Objective - Compile every line that includes the word "Many".

Input -

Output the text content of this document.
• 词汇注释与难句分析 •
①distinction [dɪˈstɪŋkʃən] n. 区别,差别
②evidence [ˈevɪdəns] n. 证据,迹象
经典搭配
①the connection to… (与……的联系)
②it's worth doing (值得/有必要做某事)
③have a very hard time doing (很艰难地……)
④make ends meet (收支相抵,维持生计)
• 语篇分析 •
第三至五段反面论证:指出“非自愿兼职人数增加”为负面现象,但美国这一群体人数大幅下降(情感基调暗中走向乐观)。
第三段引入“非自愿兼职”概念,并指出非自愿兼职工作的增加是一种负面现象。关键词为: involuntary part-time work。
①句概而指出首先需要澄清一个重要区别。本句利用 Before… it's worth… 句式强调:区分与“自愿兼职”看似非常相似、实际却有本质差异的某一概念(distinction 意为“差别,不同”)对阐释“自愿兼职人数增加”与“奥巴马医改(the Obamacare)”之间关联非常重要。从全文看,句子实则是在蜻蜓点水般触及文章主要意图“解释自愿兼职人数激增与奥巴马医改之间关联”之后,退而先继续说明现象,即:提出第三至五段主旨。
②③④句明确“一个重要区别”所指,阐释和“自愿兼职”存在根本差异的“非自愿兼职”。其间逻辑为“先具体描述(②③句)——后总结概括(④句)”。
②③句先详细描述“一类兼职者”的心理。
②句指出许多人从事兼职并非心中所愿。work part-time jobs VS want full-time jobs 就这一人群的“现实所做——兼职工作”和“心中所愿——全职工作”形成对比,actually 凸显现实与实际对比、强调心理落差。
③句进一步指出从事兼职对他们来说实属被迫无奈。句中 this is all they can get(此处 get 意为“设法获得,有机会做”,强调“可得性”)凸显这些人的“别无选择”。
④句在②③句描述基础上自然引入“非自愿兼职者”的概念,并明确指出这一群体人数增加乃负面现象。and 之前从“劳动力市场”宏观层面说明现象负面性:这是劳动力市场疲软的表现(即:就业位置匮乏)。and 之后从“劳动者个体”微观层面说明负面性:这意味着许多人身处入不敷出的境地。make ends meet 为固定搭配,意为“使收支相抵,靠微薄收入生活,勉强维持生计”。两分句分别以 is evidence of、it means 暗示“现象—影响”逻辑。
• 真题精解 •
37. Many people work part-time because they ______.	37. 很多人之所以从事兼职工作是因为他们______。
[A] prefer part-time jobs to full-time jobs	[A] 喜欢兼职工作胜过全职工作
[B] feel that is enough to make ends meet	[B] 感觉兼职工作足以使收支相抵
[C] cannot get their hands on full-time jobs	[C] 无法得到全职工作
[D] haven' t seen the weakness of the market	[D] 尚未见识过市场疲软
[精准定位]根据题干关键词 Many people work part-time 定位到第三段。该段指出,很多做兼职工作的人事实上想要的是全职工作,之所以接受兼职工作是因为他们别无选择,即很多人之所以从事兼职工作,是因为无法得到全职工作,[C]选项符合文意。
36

Problem solution -
37. Many people work part-time because they ______.	37. 很多人之所以从事兼职工作是因为他们______。
[精准定位]根据题干关键词 Many people work part-time 定位到第三段。该段指出,很多做兼职工作的人事实上想要的是全职工作,之所以接受兼职工作是因为他们别无选择,即很多人之所以从事兼职工作,是因为无法得到全职工作,[C]选项符合文意。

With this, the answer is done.